Instructions to follow:
Retype the whole listing verbatim and keep the pictures out of it.

[Data listing]
☆ ☆ ☆ ☆ ☆

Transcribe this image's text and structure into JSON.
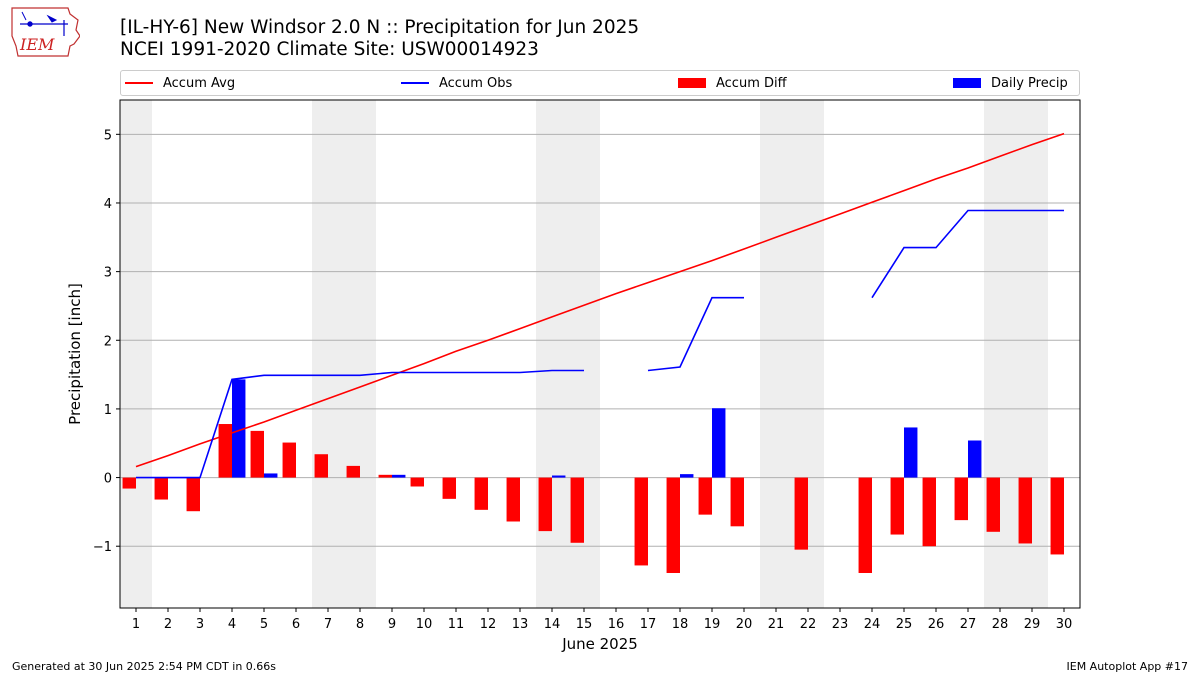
{
  "header": {
    "title_line1": "[IL-HY-6] New Windsor 2.0 N :: Precipitation for Jun 2025",
    "title_line2": "NCEI 1991-2020 Climate Site: USW00014923",
    "logo_text": "IEM",
    "logo_icon": "iem-iowa-logo-icon"
  },
  "legend": {
    "items": [
      {
        "label": "Accum Avg",
        "kind": "line",
        "color": "#ff0000"
      },
      {
        "label": "Accum Obs",
        "kind": "line",
        "color": "#0000ff"
      },
      {
        "label": "Accum Diff",
        "kind": "patch",
        "color": "#ff0000"
      },
      {
        "label": "Daily Precip",
        "kind": "patch",
        "color": "#0000ff"
      }
    ]
  },
  "footer": {
    "left": "Generated at 30 Jun 2025 2:54 PM CDT in 0.66s",
    "right": "IEM Autoplot App #17"
  },
  "chart_data": {
    "type": "bar",
    "title": "[IL-HY-6] New Windsor 2.0 N :: Precipitation for Jun 2025",
    "subtitle": "NCEI 1991-2020 Climate Site: USW00014923",
    "xlabel": "June 2025",
    "ylabel": "Precipitation [inch]",
    "xlim": [
      0.5,
      30.5
    ],
    "ylim": [
      -1.9,
      5.5
    ],
    "yticks": [
      -1,
      0,
      1,
      2,
      3,
      4,
      5
    ],
    "ytick_labels": [
      "−1",
      "0",
      "1",
      "2",
      "3",
      "4",
      "5"
    ],
    "x": [
      1,
      2,
      3,
      4,
      5,
      6,
      7,
      8,
      9,
      10,
      11,
      12,
      13,
      14,
      15,
      16,
      17,
      18,
      19,
      20,
      21,
      22,
      23,
      24,
      25,
      26,
      27,
      28,
      29,
      30
    ],
    "xtick_labels": [
      "1",
      "2",
      "3",
      "4",
      "5",
      "6",
      "7",
      "8",
      "9",
      "10",
      "11",
      "12",
      "13",
      "14",
      "15",
      "16",
      "17",
      "18",
      "19",
      "20",
      "21",
      "22",
      "23",
      "24",
      "25",
      "26",
      "27",
      "28",
      "29",
      "30"
    ],
    "grid": "y",
    "legend_position": "top",
    "weekend_shading": [
      [
        0.5,
        1.5
      ],
      [
        6.5,
        8.5
      ],
      [
        13.5,
        15.5
      ],
      [
        20.5,
        22.5
      ],
      [
        27.5,
        29.5
      ]
    ],
    "weekend_color": "#eeeeee",
    "series": [
      {
        "name": "Accum Avg",
        "kind": "line",
        "color": "#ff0000",
        "values": [
          0.16,
          0.32,
          0.49,
          0.65,
          0.81,
          0.98,
          1.15,
          1.32,
          1.49,
          1.66,
          1.84,
          2.0,
          2.17,
          2.34,
          2.51,
          2.68,
          2.84,
          3.0,
          3.16,
          3.33,
          3.5,
          3.67,
          3.84,
          4.01,
          4.18,
          4.35,
          4.51,
          4.68,
          4.85,
          5.01
        ]
      },
      {
        "name": "Accum Obs",
        "kind": "line",
        "color": "#0000ff",
        "values": [
          0.0,
          0.0,
          0.0,
          1.43,
          1.49,
          1.49,
          1.49,
          1.49,
          1.53,
          1.53,
          1.53,
          1.53,
          1.53,
          1.56,
          1.56,
          null,
          1.56,
          1.61,
          2.62,
          2.62,
          null,
          null,
          null,
          2.62,
          3.35,
          3.35,
          3.89,
          3.89,
          3.89,
          3.89
        ]
      },
      {
        "name": "Accum Diff",
        "kind": "bar",
        "color": "#ff0000",
        "values": [
          -0.16,
          -0.32,
          -0.49,
          0.78,
          0.68,
          0.51,
          0.34,
          0.17,
          0.04,
          -0.13,
          -0.31,
          -0.47,
          -0.64,
          -0.78,
          -0.95,
          null,
          -1.28,
          -1.39,
          -0.54,
          -0.71,
          null,
          -1.05,
          null,
          -1.39,
          -0.83,
          -1.0,
          -0.62,
          -0.79,
          -0.96,
          -1.12
        ]
      },
      {
        "name": "Daily Precip",
        "kind": "bar",
        "color": "#0000ff",
        "values": [
          0,
          0,
          0,
          1.43,
          0.06,
          0,
          0,
          0,
          0.04,
          0,
          0,
          0,
          0,
          0.03,
          0,
          null,
          0,
          0.05,
          1.01,
          0,
          null,
          null,
          null,
          null,
          0.73,
          0,
          0.54,
          0,
          0,
          0
        ]
      }
    ]
  }
}
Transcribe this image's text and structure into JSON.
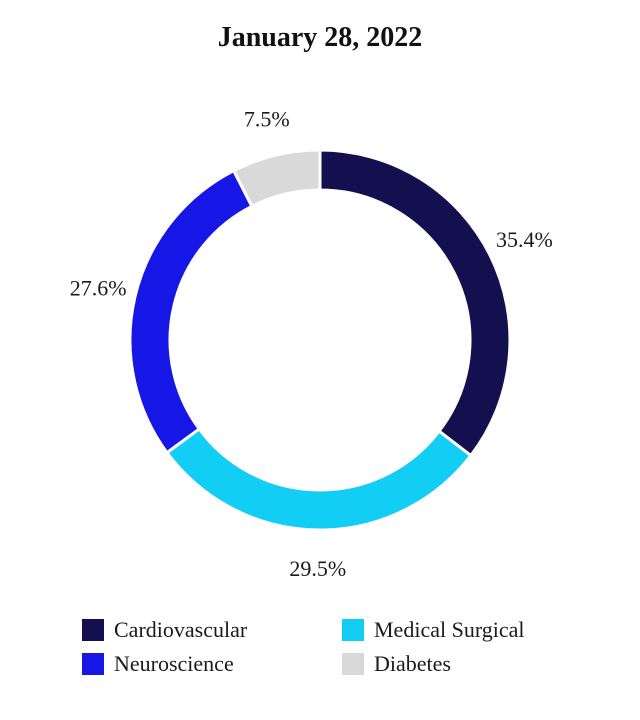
{
  "chart_data": {
    "type": "pie",
    "title": "January 28, 2022",
    "categories": [
      "Cardiovascular",
      "Medical Surgical",
      "Neuroscience",
      "Diabetes"
    ],
    "values": [
      35.4,
      29.5,
      27.6,
      7.5
    ],
    "labels": [
      "35.4%",
      "29.5%",
      "27.6%",
      "7.5%"
    ],
    "colors": [
      "#14104f",
      "#12cdf4",
      "#1616e6",
      "#d9d9d9"
    ],
    "donut": true,
    "legend_position": "bottom"
  },
  "legend": {
    "items": [
      {
        "label": "Cardiovascular",
        "color": "#14104f"
      },
      {
        "label": "Medical Surgical",
        "color": "#12cdf4"
      },
      {
        "label": "Neuroscience",
        "color": "#1616e6"
      },
      {
        "label": "Diabetes",
        "color": "#d9d9d9"
      }
    ]
  }
}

☆ ☆ ☆ ☆ ☆

Solution to the exercise:
Transcribe this image's text and structure into JSON.
{
  "header": {
    "title_line1": "[IL-HY-6] New Windsor 2.0 N :: Precipitation for Jun 2025",
    "title_line2": "NCEI 1991-2020 Climate Site: USW00014923",
    "logo_text": "IEM",
    "logo_icon": "iem-iowa-logo-icon"
  },
  "legend": {
    "items": [
      {
        "label": "Accum Avg",
        "kind": "line",
        "color": "#ff0000"
      },
      {
        "label": "Accum Obs",
        "kind": "line",
        "color": "#0000ff"
      },
      {
        "label": "Accum Diff",
        "kind": "patch",
        "color": "#ff0000"
      },
      {
        "label": "Daily Precip",
        "kind": "patch",
        "color": "#0000ff"
      }
    ]
  },
  "footer": {
    "left": "Generated at 30 Jun 2025 2:54 PM CDT in 0.66s",
    "right": "IEM Autoplot App #17"
  },
  "chart_data": {
    "type": "bar",
    "title": "[IL-HY-6] New Windsor 2.0 N :: Precipitation for Jun 2025",
    "subtitle": "NCEI 1991-2020 Climate Site: USW00014923",
    "xlabel": "June 2025",
    "ylabel": "Precipitation [inch]",
    "xlim": [
      0.5,
      30.5
    ],
    "ylim": [
      -1.9,
      5.5
    ],
    "yticks": [
      -1,
      0,
      1,
      2,
      3,
      4,
      5
    ],
    "ytick_labels": [
      "−1",
      "0",
      "1",
      "2",
      "3",
      "4",
      "5"
    ],
    "x": [
      1,
      2,
      3,
      4,
      5,
      6,
      7,
      8,
      9,
      10,
      11,
      12,
      13,
      14,
      15,
      16,
      17,
      18,
      19,
      20,
      21,
      22,
      23,
      24,
      25,
      26,
      27,
      28,
      29,
      30
    ],
    "xtick_labels": [
      "1",
      "2",
      "3",
      "4",
      "5",
      "6",
      "7",
      "8",
      "9",
      "10",
      "11",
      "12",
      "13",
      "14",
      "15",
      "16",
      "17",
      "18",
      "19",
      "20",
      "21",
      "22",
      "23",
      "24",
      "25",
      "26",
      "27",
      "28",
      "29",
      "30"
    ],
    "grid": "y",
    "legend_position": "top",
    "weekend_shading": [
      [
        0.5,
        1.5
      ],
      [
        6.5,
        8.5
      ],
      [
        13.5,
        15.5
      ],
      [
        20.5,
        22.5
      ],
      [
        27.5,
        29.5
      ]
    ],
    "weekend_color": "#eeeeee",
    "series": [
      {
        "name": "Accum Avg",
        "kind": "line",
        "color": "#ff0000",
        "values": [
          0.16,
          0.32,
          0.49,
          0.65,
          0.81,
          0.98,
          1.15,
          1.32,
          1.49,
          1.66,
          1.84,
          2.0,
          2.17,
          2.34,
          2.51,
          2.68,
          2.84,
          3.0,
          3.16,
          3.33,
          3.5,
          3.67,
          3.84,
          4.01,
          4.18,
          4.35,
          4.51,
          4.68,
          4.85,
          5.01
        ]
      },
      {
        "name": "Accum Obs",
        "kind": "line",
        "color": "#0000ff",
        "values": [
          0.0,
          0.0,
          0.0,
          1.43,
          1.49,
          1.49,
          1.49,
          1.49,
          1.53,
          1.53,
          1.53,
          1.53,
          1.53,
          1.56,
          1.56,
          null,
          1.56,
          1.61,
          2.62,
          2.62,
          null,
          null,
          null,
          2.62,
          3.35,
          3.35,
          3.89,
          3.89,
          3.89,
          3.89
        ]
      },
      {
        "name": "Accum Diff",
        "kind": "bar",
        "color": "#ff0000",
        "values": [
          -0.16,
          -0.32,
          -0.49,
          0.78,
          0.68,
          0.51,
          0.34,
          0.17,
          0.04,
          -0.13,
          -0.31,
          -0.47,
          -0.64,
          -0.78,
          -0.95,
          null,
          -1.28,
          -1.39,
          -0.54,
          -0.71,
          null,
          -1.05,
          null,
          -1.39,
          -0.83,
          -1.0,
          -0.62,
          -0.79,
          -0.96,
          -1.12
        ]
      },
      {
        "name": "Daily Precip",
        "kind": "bar",
        "color": "#0000ff",
        "values": [
          0,
          0,
          0,
          1.43,
          0.06,
          0,
          0,
          0,
          0.04,
          0,
          0,
          0,
          0,
          0.03,
          0,
          null,
          0,
          0.05,
          1.01,
          0,
          null,
          null,
          null,
          null,
          0.73,
          0,
          0.54,
          0,
          0,
          0
        ]
      }
    ]
  }
}
Transcribe this image's text and structure into JSON.
{
  "chart_data": {
    "type": "pie",
    "title": "January 28, 2022",
    "categories": [
      "Cardiovascular",
      "Medical Surgical",
      "Neuroscience",
      "Diabetes"
    ],
    "values": [
      35.4,
      29.5,
      27.6,
      7.5
    ],
    "labels": [
      "35.4%",
      "29.5%",
      "27.6%",
      "7.5%"
    ],
    "colors": [
      "#14104f",
      "#12cdf4",
      "#1616e6",
      "#d9d9d9"
    ],
    "donut": true,
    "legend_position": "bottom"
  },
  "legend": {
    "items": [
      {
        "label": "Cardiovascular",
        "color": "#14104f"
      },
      {
        "label": "Medical Surgical",
        "color": "#12cdf4"
      },
      {
        "label": "Neuroscience",
        "color": "#1616e6"
      },
      {
        "label": "Diabetes",
        "color": "#d9d9d9"
      }
    ]
  }
}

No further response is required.